## Task statement
Your task is to reproduce the entries below word for word.
┄┄┄┄┄┄┄┄┄┄┄┄┄┄┄┄┄┄┄┄
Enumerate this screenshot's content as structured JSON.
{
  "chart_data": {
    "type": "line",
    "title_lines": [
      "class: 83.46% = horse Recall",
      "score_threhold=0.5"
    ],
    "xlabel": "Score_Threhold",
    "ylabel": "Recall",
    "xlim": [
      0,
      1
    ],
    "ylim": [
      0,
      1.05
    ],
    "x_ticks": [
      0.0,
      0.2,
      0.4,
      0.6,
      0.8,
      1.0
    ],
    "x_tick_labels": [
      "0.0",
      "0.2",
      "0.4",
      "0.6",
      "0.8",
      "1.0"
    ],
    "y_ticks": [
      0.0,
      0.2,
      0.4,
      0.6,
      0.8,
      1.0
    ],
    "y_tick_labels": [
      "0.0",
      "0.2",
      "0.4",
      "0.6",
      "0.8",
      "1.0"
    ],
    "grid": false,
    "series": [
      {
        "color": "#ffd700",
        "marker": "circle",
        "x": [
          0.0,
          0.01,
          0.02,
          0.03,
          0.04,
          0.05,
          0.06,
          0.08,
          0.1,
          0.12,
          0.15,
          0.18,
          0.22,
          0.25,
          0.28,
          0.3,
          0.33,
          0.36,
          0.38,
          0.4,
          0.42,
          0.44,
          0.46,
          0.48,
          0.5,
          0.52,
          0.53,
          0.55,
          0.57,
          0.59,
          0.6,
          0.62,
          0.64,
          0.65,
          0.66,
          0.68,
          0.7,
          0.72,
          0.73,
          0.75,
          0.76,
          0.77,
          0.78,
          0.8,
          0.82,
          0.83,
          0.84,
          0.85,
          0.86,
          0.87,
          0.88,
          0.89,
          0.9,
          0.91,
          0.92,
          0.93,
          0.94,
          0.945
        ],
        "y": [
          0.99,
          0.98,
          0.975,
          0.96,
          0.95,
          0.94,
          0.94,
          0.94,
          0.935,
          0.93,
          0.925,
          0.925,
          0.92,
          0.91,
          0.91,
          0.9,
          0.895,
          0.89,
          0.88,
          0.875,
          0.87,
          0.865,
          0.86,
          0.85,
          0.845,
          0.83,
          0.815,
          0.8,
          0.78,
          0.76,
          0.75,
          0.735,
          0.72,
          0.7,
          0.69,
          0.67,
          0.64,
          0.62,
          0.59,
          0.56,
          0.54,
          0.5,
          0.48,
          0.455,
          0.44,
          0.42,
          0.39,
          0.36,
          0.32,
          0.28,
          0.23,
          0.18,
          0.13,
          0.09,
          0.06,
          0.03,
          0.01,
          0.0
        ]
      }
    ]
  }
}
┄┄┄┄┄┄┄┄┄┄┄┄┄┄┄┄┄┄┄┄
## Solution to the problem
Enumerate this screenshot's content as structured JSON.
{
  "chart_data": {
    "type": "line",
    "title_lines": [
      "class: 83.46% = horse Recall",
      "score_threhold=0.5"
    ],
    "xlabel": "Score_Threhold",
    "ylabel": "Recall",
    "xlim": [
      0,
      1
    ],
    "ylim": [
      0,
      1.05
    ],
    "x_ticks": [
      0.0,
      0.2,
      0.4,
      0.6,
      0.8,
      1.0
    ],
    "x_tick_labels": [
      "0.0",
      "0.2",
      "0.4",
      "0.6",
      "0.8",
      "1.0"
    ],
    "y_ticks": [
      0.0,
      0.2,
      0.4,
      0.6,
      0.8,
      1.0
    ],
    "y_tick_labels": [
      "0.0",
      "0.2",
      "0.4",
      "0.6",
      "0.8",
      "1.0"
    ],
    "grid": false,
    "series": [
      {
        "color": "#ffd700",
        "marker": "circle",
        "x": [
          0.0,
          0.01,
          0.02,
          0.03,
          0.04,
          0.05,
          0.06,
          0.08,
          0.1,
          0.12,
          0.15,
          0.18,
          0.22,
          0.25,
          0.28,
          0.3,
          0.33,
          0.36,
          0.38,
          0.4,
          0.42,
          0.44,
          0.46,
          0.48,
          0.5,
          0.52,
          0.53,
          0.55,
          0.57,
          0.59,
          0.6,
          0.62,
          0.64,
          0.65,
          0.66,
          0.68,
          0.7,
          0.72,
          0.73,
          0.75,
          0.76,
          0.77,
          0.78,
          0.8,
          0.82,
          0.83,
          0.84,
          0.85,
          0.86,
          0.87,
          0.88,
          0.89,
          0.9,
          0.91,
          0.92,
          0.93,
          0.94,
          0.945
        ],
        "y": [
          0.99,
          0.98,
          0.975,
          0.96,
          0.95,
          0.94,
          0.94,
          0.94,
          0.935,
          0.93,
          0.925,
          0.925,
          0.92,
          0.91,
          0.91,
          0.9,
          0.895,
          0.89,
          0.88,
          0.875,
          0.87,
          0.865,
          0.86,
          0.85,
          0.845,
          0.83,
          0.815,
          0.8,
          0.78,
          0.76,
          0.75,
          0.735,
          0.72,
          0.7,
          0.69,
          0.67,
          0.64,
          0.62,
          0.59,
          0.56,
          0.54,
          0.5,
          0.48,
          0.455,
          0.44,
          0.42,
          0.39,
          0.36,
          0.32,
          0.28,
          0.23,
          0.18,
          0.13,
          0.09,
          0.06,
          0.03,
          0.01,
          0.0
        ]
      }
    ]
  }
}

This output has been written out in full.